Write out each line exactly as it stands, please.
** Begin Materials provided **
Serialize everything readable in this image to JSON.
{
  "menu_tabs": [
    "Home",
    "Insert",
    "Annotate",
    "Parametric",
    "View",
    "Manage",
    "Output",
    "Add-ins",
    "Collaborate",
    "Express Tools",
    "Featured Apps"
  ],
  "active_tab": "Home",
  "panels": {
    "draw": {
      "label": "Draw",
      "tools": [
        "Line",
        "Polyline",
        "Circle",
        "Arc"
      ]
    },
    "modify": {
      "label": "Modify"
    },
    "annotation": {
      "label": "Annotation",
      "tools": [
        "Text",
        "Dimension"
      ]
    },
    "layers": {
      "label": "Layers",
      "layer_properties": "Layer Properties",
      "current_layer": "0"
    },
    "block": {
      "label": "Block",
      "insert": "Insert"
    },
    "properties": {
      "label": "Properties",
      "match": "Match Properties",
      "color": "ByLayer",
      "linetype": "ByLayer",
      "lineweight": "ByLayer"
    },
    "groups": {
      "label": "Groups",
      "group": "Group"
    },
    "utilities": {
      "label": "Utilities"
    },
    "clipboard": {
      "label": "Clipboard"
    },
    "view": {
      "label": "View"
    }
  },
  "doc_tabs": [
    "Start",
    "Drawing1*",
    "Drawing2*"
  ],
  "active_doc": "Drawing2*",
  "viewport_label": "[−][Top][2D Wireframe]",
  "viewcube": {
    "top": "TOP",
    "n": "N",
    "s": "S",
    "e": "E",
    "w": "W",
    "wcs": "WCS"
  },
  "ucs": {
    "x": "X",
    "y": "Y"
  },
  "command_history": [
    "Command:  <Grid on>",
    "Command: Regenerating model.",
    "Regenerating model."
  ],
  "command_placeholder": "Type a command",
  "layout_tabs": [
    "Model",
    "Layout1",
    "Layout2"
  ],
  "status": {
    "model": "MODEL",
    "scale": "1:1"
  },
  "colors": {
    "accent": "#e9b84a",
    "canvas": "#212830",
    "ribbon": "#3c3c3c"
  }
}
** End Materials provided **
■ **Finished exercise**:
Serialize everything readable in this image to JSON.
{
  "menu_tabs": [
    "Home",
    "Insert",
    "Annotate",
    "Parametric",
    "View",
    "Manage",
    "Output",
    "Add-ins",
    "Collaborate",
    "Express Tools",
    "Featured Apps"
  ],
  "active_tab": "Home",
  "panels": {
    "draw": {
      "label": "Draw",
      "tools": [
        "Line",
        "Polyline",
        "Circle",
        "Arc"
      ]
    },
    "modify": {
      "label": "Modify"
    },
    "annotation": {
      "label": "Annotation",
      "tools": [
        "Text",
        "Dimension"
      ]
    },
    "layers": {
      "label": "Layers",
      "layer_properties": "Layer Properties",
      "current_layer": "0"
    },
    "block": {
      "label": "Block",
      "insert": "Insert"
    },
    "properties": {
      "label": "Properties",
      "match": "Match Properties",
      "color": "ByLayer",
      "linetype": "ByLayer",
      "lineweight": "ByLayer"
    },
    "groups": {
      "label": "Groups",
      "group": "Group"
    },
    "utilities": {
      "label": "Utilities"
    },
    "clipboard": {
      "label": "Clipboard"
    },
    "view": {
      "label": "View"
    }
  },
  "doc_tabs": [
    "Start",
    "Drawing1*",
    "Drawing2*"
  ],
  "active_doc": "Drawing2*",
  "viewport_label": "[−][Top][2D Wireframe]",
  "viewcube": {
    "top": "TOP",
    "n": "N",
    "s": "S",
    "e": "E",
    "w": "W",
    "wcs": "WCS"
  },
  "ucs": {
    "x": "X",
    "y": "Y"
  },
  "command_history": [
    "Command:  <Grid on>",
    "Command: Regenerating model.",
    "Regenerating model."
  ],
  "command_placeholder": "Type a command",
  "layout_tabs": [
    "Model",
    "Layout1",
    "Layout2"
  ],
  "status": {
    "model": "MODEL",
    "scale": "1:1"
  },
  "colors": {
    "accent": "#e9b84a",
    "canvas": "#212830",
    "ribbon": "#3c3c3c"
  }
}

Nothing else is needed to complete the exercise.